| Directions for this task |
Check every line below for the word "Tools" and copy each one that has it.

| Exercise inputs |

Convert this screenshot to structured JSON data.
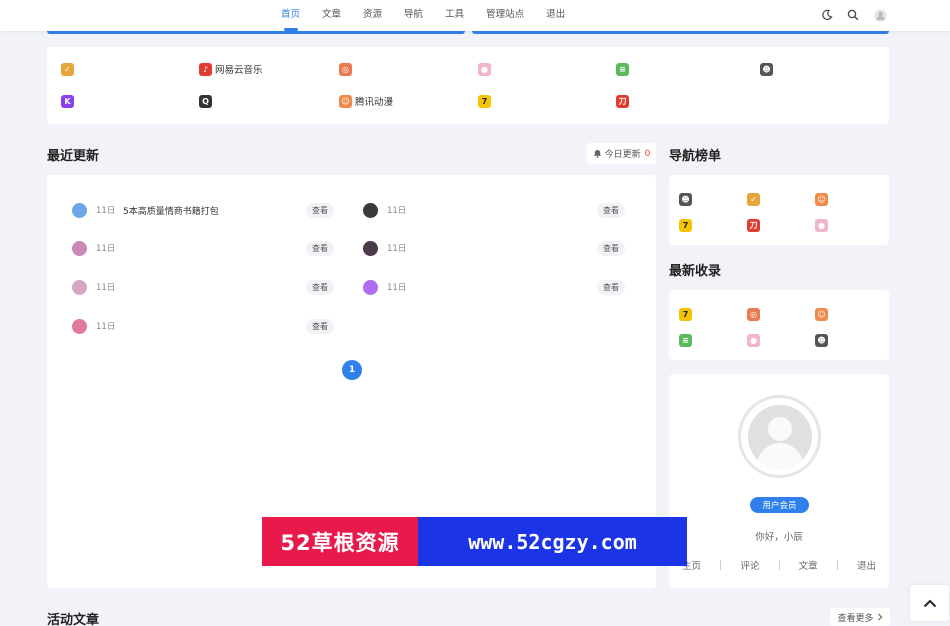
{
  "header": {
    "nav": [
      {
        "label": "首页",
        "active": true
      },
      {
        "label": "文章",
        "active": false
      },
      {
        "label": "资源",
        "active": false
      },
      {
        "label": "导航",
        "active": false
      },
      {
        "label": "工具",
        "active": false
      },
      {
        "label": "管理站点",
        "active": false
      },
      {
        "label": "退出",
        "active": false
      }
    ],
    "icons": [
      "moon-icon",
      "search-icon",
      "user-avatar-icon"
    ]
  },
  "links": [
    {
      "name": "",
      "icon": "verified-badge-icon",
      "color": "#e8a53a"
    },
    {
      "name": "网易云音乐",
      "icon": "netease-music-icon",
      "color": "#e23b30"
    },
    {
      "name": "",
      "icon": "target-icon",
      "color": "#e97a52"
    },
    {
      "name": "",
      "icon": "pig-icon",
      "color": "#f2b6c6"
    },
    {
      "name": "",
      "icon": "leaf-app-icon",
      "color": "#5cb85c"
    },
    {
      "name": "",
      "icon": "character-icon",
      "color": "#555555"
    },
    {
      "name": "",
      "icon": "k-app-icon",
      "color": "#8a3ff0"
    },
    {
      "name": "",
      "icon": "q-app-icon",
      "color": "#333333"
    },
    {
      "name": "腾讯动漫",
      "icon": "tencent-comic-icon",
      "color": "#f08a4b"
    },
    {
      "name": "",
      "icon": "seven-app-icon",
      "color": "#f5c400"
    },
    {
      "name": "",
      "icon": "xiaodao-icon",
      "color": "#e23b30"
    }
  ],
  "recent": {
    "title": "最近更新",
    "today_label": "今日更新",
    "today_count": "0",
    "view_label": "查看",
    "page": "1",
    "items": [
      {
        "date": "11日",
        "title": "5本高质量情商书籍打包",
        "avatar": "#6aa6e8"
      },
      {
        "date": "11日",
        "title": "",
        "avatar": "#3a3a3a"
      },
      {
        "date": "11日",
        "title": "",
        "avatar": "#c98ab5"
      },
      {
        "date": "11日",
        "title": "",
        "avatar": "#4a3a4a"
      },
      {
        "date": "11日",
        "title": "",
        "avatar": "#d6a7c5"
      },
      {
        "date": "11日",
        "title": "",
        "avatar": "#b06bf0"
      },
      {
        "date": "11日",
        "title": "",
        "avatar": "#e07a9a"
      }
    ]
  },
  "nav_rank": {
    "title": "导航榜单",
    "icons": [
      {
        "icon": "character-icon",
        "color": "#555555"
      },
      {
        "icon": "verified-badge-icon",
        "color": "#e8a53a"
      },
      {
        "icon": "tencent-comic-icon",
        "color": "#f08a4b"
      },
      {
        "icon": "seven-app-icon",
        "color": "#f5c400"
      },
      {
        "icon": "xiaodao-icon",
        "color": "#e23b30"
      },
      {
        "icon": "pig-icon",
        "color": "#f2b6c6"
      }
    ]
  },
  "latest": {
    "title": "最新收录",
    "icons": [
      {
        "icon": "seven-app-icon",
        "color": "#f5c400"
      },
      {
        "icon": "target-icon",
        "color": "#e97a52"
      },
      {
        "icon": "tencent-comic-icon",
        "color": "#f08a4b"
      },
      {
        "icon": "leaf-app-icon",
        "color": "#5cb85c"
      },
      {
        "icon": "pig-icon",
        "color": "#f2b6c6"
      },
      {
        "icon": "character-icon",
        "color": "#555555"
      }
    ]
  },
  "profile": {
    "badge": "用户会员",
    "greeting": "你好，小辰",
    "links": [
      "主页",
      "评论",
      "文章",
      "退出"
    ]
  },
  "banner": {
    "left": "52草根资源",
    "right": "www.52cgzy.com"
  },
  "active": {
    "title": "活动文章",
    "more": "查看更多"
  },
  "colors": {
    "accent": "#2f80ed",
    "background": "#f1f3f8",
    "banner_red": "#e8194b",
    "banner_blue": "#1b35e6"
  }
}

---

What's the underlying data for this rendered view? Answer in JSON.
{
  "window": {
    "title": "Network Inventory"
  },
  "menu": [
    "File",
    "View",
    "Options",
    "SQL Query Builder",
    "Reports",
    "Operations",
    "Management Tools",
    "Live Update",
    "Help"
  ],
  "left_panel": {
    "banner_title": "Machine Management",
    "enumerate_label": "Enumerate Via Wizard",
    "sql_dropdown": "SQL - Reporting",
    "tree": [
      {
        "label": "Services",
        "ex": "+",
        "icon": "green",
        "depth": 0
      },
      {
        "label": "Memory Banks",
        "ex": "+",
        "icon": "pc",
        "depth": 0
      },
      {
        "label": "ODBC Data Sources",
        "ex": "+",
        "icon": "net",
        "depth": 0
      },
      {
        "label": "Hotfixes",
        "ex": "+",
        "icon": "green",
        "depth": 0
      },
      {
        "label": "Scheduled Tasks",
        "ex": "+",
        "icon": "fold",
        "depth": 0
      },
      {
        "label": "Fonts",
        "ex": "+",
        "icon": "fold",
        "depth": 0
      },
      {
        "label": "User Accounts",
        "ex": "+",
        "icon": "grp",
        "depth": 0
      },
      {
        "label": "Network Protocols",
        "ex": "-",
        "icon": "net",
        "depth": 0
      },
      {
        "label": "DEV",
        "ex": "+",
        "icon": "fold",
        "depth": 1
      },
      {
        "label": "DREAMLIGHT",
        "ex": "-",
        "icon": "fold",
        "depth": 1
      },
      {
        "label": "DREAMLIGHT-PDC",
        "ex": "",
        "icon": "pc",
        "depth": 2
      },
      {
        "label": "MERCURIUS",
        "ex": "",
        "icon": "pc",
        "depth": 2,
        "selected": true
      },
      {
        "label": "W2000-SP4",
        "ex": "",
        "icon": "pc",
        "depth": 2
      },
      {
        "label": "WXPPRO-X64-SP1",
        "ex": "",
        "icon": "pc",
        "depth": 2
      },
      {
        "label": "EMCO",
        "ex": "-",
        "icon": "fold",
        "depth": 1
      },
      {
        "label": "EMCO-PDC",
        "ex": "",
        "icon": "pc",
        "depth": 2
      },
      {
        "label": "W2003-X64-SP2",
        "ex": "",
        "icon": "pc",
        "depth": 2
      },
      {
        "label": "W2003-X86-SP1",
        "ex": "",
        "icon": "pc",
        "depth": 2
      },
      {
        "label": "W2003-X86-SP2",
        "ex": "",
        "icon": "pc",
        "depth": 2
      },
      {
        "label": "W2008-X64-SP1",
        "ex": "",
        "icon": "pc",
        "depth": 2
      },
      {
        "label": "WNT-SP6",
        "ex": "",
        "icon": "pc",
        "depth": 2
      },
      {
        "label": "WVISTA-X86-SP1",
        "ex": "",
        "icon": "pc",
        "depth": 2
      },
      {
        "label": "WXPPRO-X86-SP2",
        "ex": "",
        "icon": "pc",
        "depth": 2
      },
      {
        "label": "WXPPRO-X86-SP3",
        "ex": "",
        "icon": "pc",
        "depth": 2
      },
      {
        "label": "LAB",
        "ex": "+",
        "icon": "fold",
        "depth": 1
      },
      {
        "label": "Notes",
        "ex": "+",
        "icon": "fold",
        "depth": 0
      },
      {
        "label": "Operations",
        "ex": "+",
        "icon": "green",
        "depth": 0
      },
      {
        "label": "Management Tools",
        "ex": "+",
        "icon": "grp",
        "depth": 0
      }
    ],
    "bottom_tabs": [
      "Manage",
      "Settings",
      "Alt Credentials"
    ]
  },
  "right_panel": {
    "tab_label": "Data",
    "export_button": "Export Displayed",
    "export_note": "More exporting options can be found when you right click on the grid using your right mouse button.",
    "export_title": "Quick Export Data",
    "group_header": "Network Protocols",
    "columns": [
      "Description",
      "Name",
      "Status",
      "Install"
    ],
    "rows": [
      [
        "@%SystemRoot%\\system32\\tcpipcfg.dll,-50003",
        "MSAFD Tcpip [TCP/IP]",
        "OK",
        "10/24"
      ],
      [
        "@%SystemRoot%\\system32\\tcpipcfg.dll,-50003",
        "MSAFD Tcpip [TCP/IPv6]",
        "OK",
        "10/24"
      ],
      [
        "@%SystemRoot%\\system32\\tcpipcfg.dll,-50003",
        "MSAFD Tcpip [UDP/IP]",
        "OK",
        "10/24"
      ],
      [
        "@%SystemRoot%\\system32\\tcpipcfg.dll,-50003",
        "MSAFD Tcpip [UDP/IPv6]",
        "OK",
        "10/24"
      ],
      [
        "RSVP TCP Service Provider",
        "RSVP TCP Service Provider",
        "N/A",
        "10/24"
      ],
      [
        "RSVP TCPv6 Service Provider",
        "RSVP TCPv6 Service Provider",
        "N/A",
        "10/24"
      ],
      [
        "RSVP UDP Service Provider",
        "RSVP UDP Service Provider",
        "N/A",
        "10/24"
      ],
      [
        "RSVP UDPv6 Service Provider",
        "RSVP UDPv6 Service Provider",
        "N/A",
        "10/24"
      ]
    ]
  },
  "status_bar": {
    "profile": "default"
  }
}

| Task result |
    "Management Tools",
        "label": "Management Tools",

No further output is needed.